WHAT THE EXERCISE ASKS:
Print out the full listing exactly as it reads.

(DATA TO PROCESS)

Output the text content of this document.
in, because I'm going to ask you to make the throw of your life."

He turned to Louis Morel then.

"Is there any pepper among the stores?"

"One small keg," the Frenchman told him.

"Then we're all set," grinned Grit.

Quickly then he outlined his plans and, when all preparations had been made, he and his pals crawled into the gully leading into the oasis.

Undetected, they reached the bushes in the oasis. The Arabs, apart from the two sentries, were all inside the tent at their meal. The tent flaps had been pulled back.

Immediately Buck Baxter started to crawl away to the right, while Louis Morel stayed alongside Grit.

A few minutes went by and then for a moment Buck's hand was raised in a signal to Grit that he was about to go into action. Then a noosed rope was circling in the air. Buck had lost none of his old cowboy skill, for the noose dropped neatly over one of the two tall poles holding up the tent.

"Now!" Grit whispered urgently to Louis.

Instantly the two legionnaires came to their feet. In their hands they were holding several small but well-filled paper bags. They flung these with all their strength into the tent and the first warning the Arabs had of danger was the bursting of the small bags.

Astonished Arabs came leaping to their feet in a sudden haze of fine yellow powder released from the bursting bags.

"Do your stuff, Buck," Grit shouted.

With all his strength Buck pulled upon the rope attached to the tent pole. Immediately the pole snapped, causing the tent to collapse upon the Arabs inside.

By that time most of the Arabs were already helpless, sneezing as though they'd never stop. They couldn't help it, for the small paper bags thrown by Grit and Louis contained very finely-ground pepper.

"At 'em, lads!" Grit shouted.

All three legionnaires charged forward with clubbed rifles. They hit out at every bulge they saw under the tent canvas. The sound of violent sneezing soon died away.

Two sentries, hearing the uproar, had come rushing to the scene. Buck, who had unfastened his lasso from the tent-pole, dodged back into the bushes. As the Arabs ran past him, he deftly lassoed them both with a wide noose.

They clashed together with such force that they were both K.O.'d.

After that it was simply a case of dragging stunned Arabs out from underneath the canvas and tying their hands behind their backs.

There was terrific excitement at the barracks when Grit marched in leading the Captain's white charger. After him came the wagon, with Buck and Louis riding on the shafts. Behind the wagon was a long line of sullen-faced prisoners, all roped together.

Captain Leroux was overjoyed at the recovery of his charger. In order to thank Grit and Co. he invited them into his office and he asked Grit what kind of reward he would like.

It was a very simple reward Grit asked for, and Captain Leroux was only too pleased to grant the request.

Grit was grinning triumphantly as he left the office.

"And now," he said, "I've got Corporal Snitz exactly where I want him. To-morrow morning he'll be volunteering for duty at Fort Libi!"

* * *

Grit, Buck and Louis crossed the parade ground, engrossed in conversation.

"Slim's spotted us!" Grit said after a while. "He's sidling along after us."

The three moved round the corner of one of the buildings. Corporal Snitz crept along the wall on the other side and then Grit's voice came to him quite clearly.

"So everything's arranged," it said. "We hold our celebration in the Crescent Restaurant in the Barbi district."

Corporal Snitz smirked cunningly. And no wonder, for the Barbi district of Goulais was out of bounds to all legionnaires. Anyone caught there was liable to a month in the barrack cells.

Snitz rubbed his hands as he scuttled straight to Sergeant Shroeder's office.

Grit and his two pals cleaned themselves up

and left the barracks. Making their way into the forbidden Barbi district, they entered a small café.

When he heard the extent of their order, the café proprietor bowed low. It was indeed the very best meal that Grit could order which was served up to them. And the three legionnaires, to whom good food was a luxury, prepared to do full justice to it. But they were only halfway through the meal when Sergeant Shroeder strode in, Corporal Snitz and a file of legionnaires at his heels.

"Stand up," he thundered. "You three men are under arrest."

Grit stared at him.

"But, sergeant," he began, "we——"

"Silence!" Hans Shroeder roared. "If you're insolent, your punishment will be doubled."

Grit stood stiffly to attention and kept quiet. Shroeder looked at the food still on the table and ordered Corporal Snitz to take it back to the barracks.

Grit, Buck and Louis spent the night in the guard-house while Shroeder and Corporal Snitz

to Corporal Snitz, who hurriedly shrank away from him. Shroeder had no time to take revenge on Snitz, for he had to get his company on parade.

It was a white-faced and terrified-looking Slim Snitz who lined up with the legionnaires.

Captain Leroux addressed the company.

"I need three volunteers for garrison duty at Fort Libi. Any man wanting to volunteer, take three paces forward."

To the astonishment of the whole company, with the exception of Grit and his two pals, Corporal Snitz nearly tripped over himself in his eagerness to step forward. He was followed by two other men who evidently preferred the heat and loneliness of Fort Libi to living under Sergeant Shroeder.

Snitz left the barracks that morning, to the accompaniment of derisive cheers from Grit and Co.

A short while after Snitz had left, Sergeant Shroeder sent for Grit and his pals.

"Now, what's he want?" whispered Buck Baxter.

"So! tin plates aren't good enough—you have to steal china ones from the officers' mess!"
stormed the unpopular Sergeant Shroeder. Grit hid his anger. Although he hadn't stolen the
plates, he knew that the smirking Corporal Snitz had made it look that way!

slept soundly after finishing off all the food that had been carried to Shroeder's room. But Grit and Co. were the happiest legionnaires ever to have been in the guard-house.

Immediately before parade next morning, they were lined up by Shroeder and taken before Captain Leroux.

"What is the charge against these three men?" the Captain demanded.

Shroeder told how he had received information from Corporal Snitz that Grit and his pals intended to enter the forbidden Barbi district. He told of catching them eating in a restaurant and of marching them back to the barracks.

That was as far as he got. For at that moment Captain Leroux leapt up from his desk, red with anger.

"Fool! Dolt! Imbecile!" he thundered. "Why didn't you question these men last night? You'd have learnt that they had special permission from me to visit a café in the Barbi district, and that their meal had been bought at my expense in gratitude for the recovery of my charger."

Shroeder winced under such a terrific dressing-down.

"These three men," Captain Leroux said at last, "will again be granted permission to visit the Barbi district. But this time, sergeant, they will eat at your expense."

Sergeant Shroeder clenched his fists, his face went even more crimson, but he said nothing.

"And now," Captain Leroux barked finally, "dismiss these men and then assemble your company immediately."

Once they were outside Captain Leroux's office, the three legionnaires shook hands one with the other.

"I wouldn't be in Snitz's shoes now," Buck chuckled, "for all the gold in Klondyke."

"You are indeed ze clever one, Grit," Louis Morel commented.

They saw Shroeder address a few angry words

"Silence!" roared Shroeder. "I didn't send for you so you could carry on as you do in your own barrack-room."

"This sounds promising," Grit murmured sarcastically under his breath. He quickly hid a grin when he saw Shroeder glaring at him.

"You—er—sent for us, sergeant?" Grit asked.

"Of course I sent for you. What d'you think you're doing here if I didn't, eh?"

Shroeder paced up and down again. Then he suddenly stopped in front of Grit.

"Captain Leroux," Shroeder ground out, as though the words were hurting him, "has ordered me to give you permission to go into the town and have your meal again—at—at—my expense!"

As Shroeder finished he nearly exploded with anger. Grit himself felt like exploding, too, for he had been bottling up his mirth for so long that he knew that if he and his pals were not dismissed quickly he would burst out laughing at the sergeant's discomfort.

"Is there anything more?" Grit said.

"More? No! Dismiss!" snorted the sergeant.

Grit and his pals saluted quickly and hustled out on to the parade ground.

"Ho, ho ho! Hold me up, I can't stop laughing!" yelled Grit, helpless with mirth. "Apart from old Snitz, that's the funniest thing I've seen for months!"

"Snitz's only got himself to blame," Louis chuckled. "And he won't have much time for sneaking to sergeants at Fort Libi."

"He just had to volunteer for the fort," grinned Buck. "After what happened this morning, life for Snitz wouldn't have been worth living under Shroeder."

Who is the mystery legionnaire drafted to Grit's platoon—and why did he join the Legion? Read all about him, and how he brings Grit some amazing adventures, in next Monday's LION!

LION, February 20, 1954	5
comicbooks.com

(End DATA TO PROCESS)

TASK ANSWER:
Output the text content of this document.
in, because I'm going to ask you to make the throw of your life."

He turned to Louis Morel then.

"Is there any pepper among the stores?"

"One small keg," the Frenchman told him.

"Then we're all set," grinned Grit.

Quickly then he outlined his plans and, when all preparations had been made, he and his pals crawled into the gully leading into the oasis.

Undetected, they reached the bushes in the oasis. The Arabs, apart from the two sentries, were all inside the tent at their meal. The tent flaps had been pulled back.

Immediately Buck Baxter started to crawl away to the right, while Louis Morel stayed alongside Grit.

A few minutes went by and then for a moment Buck's hand was raised in a signal to Grit that he was about to go into action. Then a noosed rope was circling in the air. Buck had lost none of his old cowboy skill, for the noose dropped neatly over one of the two tall poles holding up the tent.

"Now!" Grit whispered urgently to Louis.

Instantly the two legionnaires came to their feet. In their hands they were holding several small but well-filled paper bags. They flung these with all their strength into the tent and the first warning the Arabs had of danger was the bursting of the small bags.

Astonished Arabs came leaping to their feet in a sudden haze of fine yellow powder released from the bursting bags.

"Do your stuff, Buck," Grit shouted.

With all his strength Buck pulled upon the rope attached to the tent pole. Immediately the pole snapped, causing the tent to collapse upon the Arabs inside.

By that time most of the Arabs were already helpless, sneezing as though they'd never stop. They couldn't help it, for the small paper bags thrown by Grit and Louis contained very finely-ground pepper.

"At 'em, lads!" Grit shouted.

All three legionnaires charged forward with clubbed rifles. They hit out at every bulge they saw under the tent canvas. The sound of violent sneezing soon died away.

Two sentries, hearing the uproar, had come rushing to the scene. Buck, who had unfastened his lasso from the tent-pole, dodged back into the bushes. As the Arabs ran past him, he deftly lassoed them both with a wide noose.

They clashed together with such force that they were both K.O.'d.

After that it was simply a case of dragging stunned Arabs out from underneath the canvas and tying their hands behind their backs.

There was terrific excitement at the barracks when Grit marched in leading the Captain's white charger. After him came the wagon, with Buck and Louis riding on the shafts. Behind the wagon was a long line of sullen-faced prisoners, all roped together.

Captain Leroux was overjoyed at the recovery of his charger. In order to thank Grit and Co. he invited them into his office and he asked Grit what kind of reward he would like.

It was a very simple reward Grit asked for, and Captain Leroux was only too pleased to grant the request.

Grit was grinning triumphantly as he left the office.

"And now," he said, "I've got Corporal Snitz exactly where I want him. To-morrow morning he'll be volunteering for duty at Fort Libi!"

* * *

Grit, Buck and Louis crossed the parade ground, engrossed in conversation.

"Slim's spotted us!" Grit said after a while. "He's sidling along after us."

The three moved round the corner of one of the buildings. Corporal Snitz crept along the wall on the other side and then Grit's voice came to him quite clearly.

"So everything's arranged," it said. "We hold our celebration in the Crescent Restaurant in the Barbi district."

Corporal Snitz smirked cunningly. And no wonder, for the Barbi district of Goulais was out of bounds to all legionnaires. Anyone caught there was liable to a month in the barrack cells.

Snitz rubbed his hands as he scuttled straight to Sergeant Shroeder's office.

Grit and his two pals cleaned themselves up

and left the barracks. Making their way into the forbidden Barbi district, they entered a small café.

When he heard the extent of their order, the café proprietor bowed low. It was indeed the very best meal that Grit could order which was served up to them. And the three legionnaires, to whom good food was a luxury, prepared to do full justice to it. But they were only halfway through the meal when Sergeant Shroeder strode in, Corporal Snitz and a file of legionnaires at his heels.

"Stand up," he thundered. "You three men are under arrest."

Grit stared at him.

"But, sergeant," he began, "we——"

"Silence!" Hans Shroeder roared. "If you're insolent, your punishment will be doubled."

Grit stood stiffly to attention and kept quiet. Shroeder looked at the food still on the table and ordered Corporal Snitz to take it back to the barracks.

Grit, Buck and Louis spent the night in the guard-house while Shroeder and Corporal Snitz

to Corporal Snitz, who hurriedly shrank away from him. Shroeder had no time to take revenge on Snitz, for he had to get his company on parade.

It was a white-faced and terrified-looking Slim Snitz who lined up with the legionnaires.

Captain Leroux addressed the company.

"I need three volunteers for garrison duty at Fort Libi. Any man wanting to volunteer, take three paces forward."

To the astonishment of the whole company, with the exception of Grit and his two pals, Corporal Snitz nearly tripped over himself in his eagerness to step forward. He was followed by two other men who evidently preferred the heat and loneliness of Fort Libi to living under Sergeant Shroeder.

Snitz left the barracks that morning, to the accompaniment of derisive cheers from Grit and Co.

A short while after Snitz had left, Sergeant Shroeder sent for Grit and his pals.

"Now, what's he want?" whispered Buck Baxter.

"So! tin plates aren't good enough—you have to steal china ones from the officers' mess!"
stormed the unpopular Sergeant Shroeder. Grit hid his anger. Although he hadn't stolen the
plates, he knew that the smirking Corporal Snitz had made it look that way!

slept soundly after finishing off all the food that had been carried to Shroeder's room. But Grit and Co. were the happiest legionnaires ever to have been in the guard-house.

Immediately before parade next morning, they were lined up by Shroeder and taken before Captain Leroux.

"What is the charge against these three men?" the Captain demanded.

Shroeder told how he had received information from Corporal Snitz that Grit and his pals intended to enter the forbidden Barbi district. He told of catching them eating in a restaurant and of marching them back to the barracks.

That was as far as he got. For at that moment Captain Leroux leapt up from his desk, red with anger.

"Fool! Dolt! Imbecile!" he thundered. "Why didn't you question these men last night? You'd have learnt that they had special permission from me to visit a café in the Barbi district, and that their meal had been bought at my expense in gratitude for the recovery of my charger."

Shroeder winced under such a terrific dressing-down.

"These three men," Captain Leroux said at last, "will again be granted permission to visit the Barbi district. But this time, sergeant, they will eat at your expense."

Sergeant Shroeder clenched his fists, his face went even more crimson, but he said nothing.

"And now," Captain Leroux barked finally, "dismiss these men and then assemble your company immediately."

Once they were outside Captain Leroux's office, the three legionnaires shook hands one with the other.

"I wouldn't be in Snitz's shoes now," Buck chuckled, "for all the gold in Klondyke."

"You are indeed ze clever one, Grit," Louis Morel commented.

They saw Shroeder address a few angry words

"Silence!" roared Shroeder. "I didn't send for you so you could carry on as you do in your own barrack-room."

"This sounds promising," Grit murmured sarcastically under his breath. He quickly hid a grin when he saw Shroeder glaring at him.

"You—er—sent for us, sergeant?" Grit asked.

"Of course I sent for you. What d'you think you're doing here if I didn't, eh?"

Shroeder paced up and down again. Then he suddenly stopped in front of Grit.

"Captain Leroux," Shroeder ground out, as though the words were hurting him, "has ordered me to give you permission to go into the town and have your meal again—at—at—my expense!"

As Shroeder finished he nearly exploded with anger. Grit himself felt like exploding, too, for he had been bottling up his mirth for so long that he knew that if he and his pals were not dismissed quickly he would burst out laughing at the sergeant's discomfort.

"Is there anything more?" Grit said.

"More? No! Dismiss!" snorted the sergeant.

Grit and his pals saluted quickly and hustled out on to the parade ground.

"Ho, ho ho! Hold me up, I can't stop laughing!" yelled Grit, helpless with mirth. "Apart from old Snitz, that's the funniest thing I've seen for months!"

"Snitz's only got himself to blame," Louis chuckled. "And he won't have much time for sneaking to sergeants at Fort Libi."

"He just had to volunteer for the fort," grinned Buck. "After what happened this morning, life for Snitz wouldn't have been worth living under Shroeder."

Who is the mystery legionnaire drafted to Grit's platoon—and why did he join the Legion? Read all about him, and how he brings Grit some amazing adventures, in next Monday's LION!

LION, February 20, 1954	5
comicbooks.com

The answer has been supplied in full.